* _To do_
Could you extract every entry below and reproduce it exactly?

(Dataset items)
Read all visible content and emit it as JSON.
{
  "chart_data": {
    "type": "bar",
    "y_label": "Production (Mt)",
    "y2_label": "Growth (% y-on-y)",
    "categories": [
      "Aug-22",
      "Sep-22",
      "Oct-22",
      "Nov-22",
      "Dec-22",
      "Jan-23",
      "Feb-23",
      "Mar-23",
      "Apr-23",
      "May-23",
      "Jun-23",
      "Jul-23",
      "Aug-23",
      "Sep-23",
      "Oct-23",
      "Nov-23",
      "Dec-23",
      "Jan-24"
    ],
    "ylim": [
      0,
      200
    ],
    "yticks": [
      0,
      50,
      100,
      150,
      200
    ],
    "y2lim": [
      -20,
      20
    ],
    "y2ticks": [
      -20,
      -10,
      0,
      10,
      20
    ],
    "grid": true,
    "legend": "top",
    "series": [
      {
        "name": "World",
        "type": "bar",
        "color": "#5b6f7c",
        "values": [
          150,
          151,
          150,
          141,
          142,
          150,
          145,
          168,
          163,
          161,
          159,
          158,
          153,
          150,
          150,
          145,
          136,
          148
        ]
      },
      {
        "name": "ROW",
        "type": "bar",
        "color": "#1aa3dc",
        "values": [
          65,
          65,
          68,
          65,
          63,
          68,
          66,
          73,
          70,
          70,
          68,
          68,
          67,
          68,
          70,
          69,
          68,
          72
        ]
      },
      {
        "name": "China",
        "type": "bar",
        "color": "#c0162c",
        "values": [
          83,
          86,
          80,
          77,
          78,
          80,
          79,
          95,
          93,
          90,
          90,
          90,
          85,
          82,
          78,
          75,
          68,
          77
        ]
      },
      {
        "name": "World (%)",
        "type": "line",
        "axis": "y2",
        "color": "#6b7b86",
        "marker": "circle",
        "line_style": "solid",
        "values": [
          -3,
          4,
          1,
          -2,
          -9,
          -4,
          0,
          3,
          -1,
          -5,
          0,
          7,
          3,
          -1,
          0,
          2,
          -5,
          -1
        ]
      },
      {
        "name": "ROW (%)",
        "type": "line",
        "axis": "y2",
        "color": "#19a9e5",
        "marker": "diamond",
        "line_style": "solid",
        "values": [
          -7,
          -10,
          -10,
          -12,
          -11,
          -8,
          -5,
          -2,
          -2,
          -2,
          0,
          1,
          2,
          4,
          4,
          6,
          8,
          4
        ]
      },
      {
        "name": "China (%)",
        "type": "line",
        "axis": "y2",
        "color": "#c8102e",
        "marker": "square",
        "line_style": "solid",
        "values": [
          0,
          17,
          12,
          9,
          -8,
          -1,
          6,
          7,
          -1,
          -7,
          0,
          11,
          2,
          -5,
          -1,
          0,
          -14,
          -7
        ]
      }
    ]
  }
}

* _Complete output_
Read all visible content and emit it as JSON.
{
  "chart_data": {
    "type": "bar",
    "y_label": "Production (Mt)",
    "y2_label": "Growth (% y-on-y)",
    "categories": [
      "Aug-22",
      "Sep-22",
      "Oct-22",
      "Nov-22",
      "Dec-22",
      "Jan-23",
      "Feb-23",
      "Mar-23",
      "Apr-23",
      "May-23",
      "Jun-23",
      "Jul-23",
      "Aug-23",
      "Sep-23",
      "Oct-23",
      "Nov-23",
      "Dec-23",
      "Jan-24"
    ],
    "ylim": [
      0,
      200
    ],
    "yticks": [
      0,
      50,
      100,
      150,
      200
    ],
    "y2lim": [
      -20,
      20
    ],
    "y2ticks": [
      -20,
      -10,
      0,
      10,
      20
    ],
    "grid": true,
    "legend": "top",
    "series": [
      {
        "name": "World",
        "type": "bar",
        "color": "#5b6f7c",
        "values": [
          150,
          151,
          150,
          141,
          142,
          150,
          145,
          168,
          163,
          161,
          159,
          158,
          153,
          150,
          150,
          145,
          136,
          148
        ]
      },
      {
        "name": "ROW",
        "type": "bar",
        "color": "#1aa3dc",
        "values": [
          65,
          65,
          68,
          65,
          63,
          68,
          66,
          73,
          70,
          70,
          68,
          68,
          67,
          68,
          70,
          69,
          68,
          72
        ]
      },
      {
        "name": "China",
        "type": "bar",
        "color": "#c0162c",
        "values": [
          83,
          86,
          80,
          77,
          78,
          80,
          79,
          95,
          93,
          90,
          90,
          90,
          85,
          82,
          78,
          75,
          68,
          77
        ]
      },
      {
        "name": "World (%)",
        "type": "line",
        "axis": "y2",
        "color": "#6b7b86",
        "marker": "circle",
        "line_style": "solid",
        "values": [
          -3,
          4,
          1,
          -2,
          -9,
          -4,
          0,
          3,
          -1,
          -5,
          0,
          7,
          3,
          -1,
          0,
          2,
          -5,
          -1
        ]
      },
      {
        "name": "ROW (%)",
        "type": "line",
        "axis": "y2",
        "color": "#19a9e5",
        "marker": "diamond",
        "line_style": "solid",
        "values": [
          -7,
          -10,
          -10,
          -12,
          -11,
          -8,
          -5,
          -2,
          -2,
          -2,
          0,
          1,
          2,
          4,
          4,
          6,
          8,
          4
        ]
      },
      {
        "name": "China (%)",
        "type": "line",
        "axis": "y2",
        "color": "#c8102e",
        "marker": "square",
        "line_style": "solid",
        "values": [
          0,
          17,
          12,
          9,
          -8,
          -1,
          6,
          7,
          -1,
          -7,
          0,
          11,
          2,
          -5,
          -1,
          0,
          -14,
          -7
        ]
      }
    ]
  }
}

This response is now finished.